----- Extrait à lire -----

Les attaques de Boko Haram n'ont pas cessé...Image : picture-alliancce/AP Photo/S. Maikatanga


Boko Haram affaibli mais pas battu

Battu, le groupe islamiste Boko Haram est loin de l'être. "Il y a presque tous les jours des exactions et des attentats suicides " estime Hildegard Behrendt-Kigozi, directrice de la fondation Konrad-Adenauer au Nigeria. Fin mars, le groupe terroriste a enlevé 22 femmes et  jeunes filles. Cette opération rappelle l'enlèvement, il y a trois ans, de 276  écolières de Chibok. Elles avaient fait la Une des médias du monde entier. Près de 200 jeunes filles sont toujours entre les mains de Boko Haram: "Nous espérons obtenir la libération de chacune d'elles" souligne  le général-major Lucky Irabor: "Jusqu'à présent, nous avons pu libérer plus de 30.000 autres otages".

En revanche, la lutte contre Boko Haram ne peut se faire seulement avec des armes: "Boko Haram a été fondé sur une base religieuse, mais son expansion a aussi des raisons liées à la situation socio-économique dans laquelle vivent de nombreux jeunes",  estime le prêtre nigérian George Ehusani. Avec son organisation Lux Terra Leadership, il aide les victimes de la terreur de Boko Haram. Plus les conditions de vie  des jeunes s'améliorent, plus ils ont du travail ou peuvent aller à l'école, "plus les islamistes auront  du mal à les recruter facilement" dit le père Ehusani. Mais, déplore-t-il,  l'élite politico-économique du Nigeria ne veut pas prendre conscience de l'écart entre pauvres et riches. 

Un autre foyer conflit menace de nouveau le Nigeria. Depuis plusieurs années, des attentats sont perpétrés par des rebelles dans le Delta du Niger, le coeur de l'industrie pétrolière du Nigeria. Les groupes rebelles accusent les compagnies pétrolières de détruire l'environnement et de porter atteinte à la qualité de vie des populations. Le gouvernement de Goodluck Jonathan versait des subventions mensuelles aux rebelles qui acceptaient de déposer les armes. Depuis son arrivée au pouvoir, Muhammadu Buhari a arrêté le versement de cette cagnote. Ce qui semble réveiller les vieux demons dans la région. 

Des mécontents contre le chômage des jeunesImage : DW/S. Olukoya


Mesures symboliques dans la lutte contre  la corruption? 

Dans la lutte contre la corruption, le bilan du président Muhammadu Buhari n'est pas moins mitigé. L'actuel chef de l'exécutif nigérian s'était déjà  fait un nom dans la lutte contre la corruption lors de son passage à la tête de l'Etat de 1983 à 1985 . C'était après un coup d'Etat militaire. "Son intégrité personnelle a été déterminante pour sa victoire en 2014 ", pense George Ehusani.  Au lendemain de sa victoire, Muhammadu Buhari avait promis de mener une lutte farouche contre la corruption. A cette fin, il a assumé lui-même la fonction de ministre du pétrole. Le secteur est réputé particulièrement corrompu.

----- Données d'entrée -----

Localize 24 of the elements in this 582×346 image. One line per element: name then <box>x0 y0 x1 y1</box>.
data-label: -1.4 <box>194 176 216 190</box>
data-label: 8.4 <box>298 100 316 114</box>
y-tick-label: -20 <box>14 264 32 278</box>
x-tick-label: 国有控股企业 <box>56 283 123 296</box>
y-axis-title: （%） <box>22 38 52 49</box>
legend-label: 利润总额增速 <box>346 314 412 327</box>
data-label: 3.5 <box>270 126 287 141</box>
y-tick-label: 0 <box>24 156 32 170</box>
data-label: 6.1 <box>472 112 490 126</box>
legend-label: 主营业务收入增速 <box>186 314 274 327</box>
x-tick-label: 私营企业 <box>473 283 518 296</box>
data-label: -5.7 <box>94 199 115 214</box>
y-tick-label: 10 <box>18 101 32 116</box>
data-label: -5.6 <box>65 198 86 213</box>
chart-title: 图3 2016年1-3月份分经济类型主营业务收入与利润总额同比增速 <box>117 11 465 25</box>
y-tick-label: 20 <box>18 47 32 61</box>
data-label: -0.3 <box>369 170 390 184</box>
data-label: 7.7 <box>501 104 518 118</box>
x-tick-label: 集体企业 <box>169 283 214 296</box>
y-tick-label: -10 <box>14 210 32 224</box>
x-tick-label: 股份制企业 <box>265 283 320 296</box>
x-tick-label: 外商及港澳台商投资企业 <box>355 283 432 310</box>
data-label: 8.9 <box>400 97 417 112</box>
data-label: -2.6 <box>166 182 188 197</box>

-----

→ Consigne
Répondez brièvement à ces questions sur l'extrait consacré au Nigeria :
(a) Combien de femmes et jeunes filles Boko Haram a-t-il enlevées fin mars ?
(b) Comment s'appelle l'organisation du père George Ehusani ?
(c) Quelle fonction ministérielle Muhammadu Buhari a-t-il assumée lui-même ?

→ Résultat de l'exercice
(a) 22 femmes et jeunes filles.
(b) Lux Terra Leadership.
(c) Celle de ministre du pétrole.